■ REQUIRED WORK ■
Edit the data below by changing every instance of "Young Adult" to "Older Teen", leaving everything else exactly as it is.

--- Start ---

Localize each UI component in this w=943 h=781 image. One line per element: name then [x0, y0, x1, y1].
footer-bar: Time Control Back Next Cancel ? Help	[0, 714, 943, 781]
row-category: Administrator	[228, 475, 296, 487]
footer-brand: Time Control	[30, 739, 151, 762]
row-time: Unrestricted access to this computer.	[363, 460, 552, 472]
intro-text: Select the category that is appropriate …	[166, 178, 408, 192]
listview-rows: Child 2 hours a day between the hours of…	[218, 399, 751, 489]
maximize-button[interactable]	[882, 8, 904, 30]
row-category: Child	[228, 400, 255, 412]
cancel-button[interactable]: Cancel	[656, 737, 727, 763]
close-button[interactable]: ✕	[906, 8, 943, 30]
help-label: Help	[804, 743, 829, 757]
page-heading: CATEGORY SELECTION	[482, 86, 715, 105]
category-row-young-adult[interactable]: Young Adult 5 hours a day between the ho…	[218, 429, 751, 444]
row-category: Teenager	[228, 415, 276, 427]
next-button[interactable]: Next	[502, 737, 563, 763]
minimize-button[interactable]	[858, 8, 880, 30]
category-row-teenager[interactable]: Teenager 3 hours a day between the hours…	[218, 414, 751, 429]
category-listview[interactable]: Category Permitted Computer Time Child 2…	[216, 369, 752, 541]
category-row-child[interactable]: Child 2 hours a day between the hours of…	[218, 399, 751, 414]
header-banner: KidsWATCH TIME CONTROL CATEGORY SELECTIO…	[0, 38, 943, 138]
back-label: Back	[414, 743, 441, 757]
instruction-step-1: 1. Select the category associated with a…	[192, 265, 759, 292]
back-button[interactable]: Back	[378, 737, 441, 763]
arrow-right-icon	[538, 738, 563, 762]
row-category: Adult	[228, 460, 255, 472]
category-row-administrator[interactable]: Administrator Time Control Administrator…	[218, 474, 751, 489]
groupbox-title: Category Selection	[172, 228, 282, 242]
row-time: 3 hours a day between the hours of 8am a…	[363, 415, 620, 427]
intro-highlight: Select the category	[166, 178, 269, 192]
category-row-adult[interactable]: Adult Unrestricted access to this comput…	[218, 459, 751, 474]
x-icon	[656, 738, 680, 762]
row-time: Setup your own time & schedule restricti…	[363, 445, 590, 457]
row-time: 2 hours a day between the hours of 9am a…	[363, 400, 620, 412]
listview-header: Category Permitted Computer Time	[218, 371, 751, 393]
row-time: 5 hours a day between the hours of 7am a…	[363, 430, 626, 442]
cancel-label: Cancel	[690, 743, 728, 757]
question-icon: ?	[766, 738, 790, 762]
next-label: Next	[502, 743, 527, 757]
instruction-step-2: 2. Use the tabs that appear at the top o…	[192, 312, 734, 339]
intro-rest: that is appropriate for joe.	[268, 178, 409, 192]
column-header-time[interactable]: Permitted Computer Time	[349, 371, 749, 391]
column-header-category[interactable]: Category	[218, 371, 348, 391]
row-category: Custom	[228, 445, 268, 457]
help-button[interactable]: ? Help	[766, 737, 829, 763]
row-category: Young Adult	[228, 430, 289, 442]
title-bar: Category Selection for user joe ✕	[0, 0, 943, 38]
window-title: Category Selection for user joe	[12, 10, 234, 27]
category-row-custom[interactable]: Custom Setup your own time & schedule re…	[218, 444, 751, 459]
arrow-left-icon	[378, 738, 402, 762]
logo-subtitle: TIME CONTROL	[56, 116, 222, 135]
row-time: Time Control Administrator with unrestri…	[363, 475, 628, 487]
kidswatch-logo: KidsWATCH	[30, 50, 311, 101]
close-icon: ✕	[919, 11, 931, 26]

--- End ---

■ EXERCISE OUTPUT ■
Localize each UI component in this w=943 h=781 image. One line per element: name then [x0, y0, x1, y1].
footer-bar: Time Control Back Next Cancel ? Help	[0, 714, 943, 781]
row-category: Administrator	[228, 475, 296, 487]
footer-brand: Time Control	[30, 739, 151, 762]
row-time: Unrestricted access to this computer.	[363, 460, 552, 472]
intro-text: Select the category that is appropriate …	[166, 178, 408, 192]
listview-rows: Child 2 hours a day between the hours of…	[218, 399, 751, 489]
maximize-button[interactable]	[882, 8, 904, 30]
row-category: Child	[228, 400, 255, 412]
cancel-button[interactable]: Cancel	[656, 737, 727, 763]
close-button[interactable]: ✕	[906, 8, 943, 30]
help-label: Help	[804, 743, 829, 757]
page-heading: CATEGORY SELECTION	[482, 86, 715, 105]
category-row-young-adult[interactable]: Older Teen 5 hours a day between the ho…	[218, 429, 751, 444]
row-category: Teenager	[228, 415, 276, 427]
next-button[interactable]: Next	[502, 737, 563, 763]
minimize-button[interactable]	[858, 8, 880, 30]
category-row-teenager[interactable]: Teenager 3 hours a day between the hours…	[218, 414, 751, 429]
category-listview[interactable]: Category Permitted Computer Time Child 2…	[216, 369, 752, 541]
category-row-child[interactable]: Child 2 hours a day between the hours of…	[218, 399, 751, 414]
header-banner: KidsWATCH TIME CONTROL CATEGORY SELECTIO…	[0, 38, 943, 138]
back-label: Back	[414, 743, 441, 757]
instruction-step-1: 1. Select the category associated with a…	[192, 265, 759, 292]
back-button[interactable]: Back	[378, 737, 441, 763]
arrow-right-icon	[538, 738, 563, 762]
row-category: Adult	[228, 460, 255, 472]
category-row-administrator[interactable]: Administrator Time Control Administrator…	[218, 474, 751, 489]
groupbox-title: Category Selection	[172, 228, 282, 242]
row-time: 3 hours a day between the hours of 8am a…	[363, 415, 620, 427]
intro-highlight: Select the category	[166, 178, 269, 192]
category-row-adult[interactable]: Adult Unrestricted access to this comput…	[218, 459, 751, 474]
x-icon	[656, 738, 680, 762]
row-time: Setup your own time & schedule restricti…	[363, 445, 590, 457]
row-time: 2 hours a day between the hours of 9am a…	[363, 400, 620, 412]
listview-header: Category Permitted Computer Time	[218, 371, 751, 393]
row-time: 5 hours a day between the hours of 7am a…	[363, 430, 626, 442]
cancel-label: Cancel	[690, 743, 728, 757]
question-icon: ?	[766, 738, 790, 762]
next-label: Next	[502, 743, 527, 757]
instruction-step-2: 2. Use the tabs that appear at the top o…	[192, 312, 734, 339]
intro-rest: that is appropriate for joe.	[268, 178, 409, 192]
column-header-time[interactable]: Permitted Computer Time	[349, 371, 749, 391]
column-header-category[interactable]: Category	[218, 371, 348, 391]
row-category: Custom	[228, 445, 268, 457]
help-button[interactable]: ? Help	[766, 737, 829, 763]
row-category: Older Teen	[228, 430, 289, 442]
title-bar: Category Selection for user joe ✕	[0, 0, 943, 38]
window-title: Category Selection for user joe	[12, 10, 234, 27]
category-row-custom[interactable]: Custom Setup your own time & schedule re…	[218, 444, 751, 459]
arrow-left-icon	[378, 738, 402, 762]
logo-subtitle: TIME CONTROL	[56, 116, 222, 135]
row-time: Time Control Administrator with unrestri…	[363, 475, 628, 487]
kidswatch-logo: KidsWATCH	[30, 50, 311, 101]
close-icon: ✕	[919, 11, 931, 26]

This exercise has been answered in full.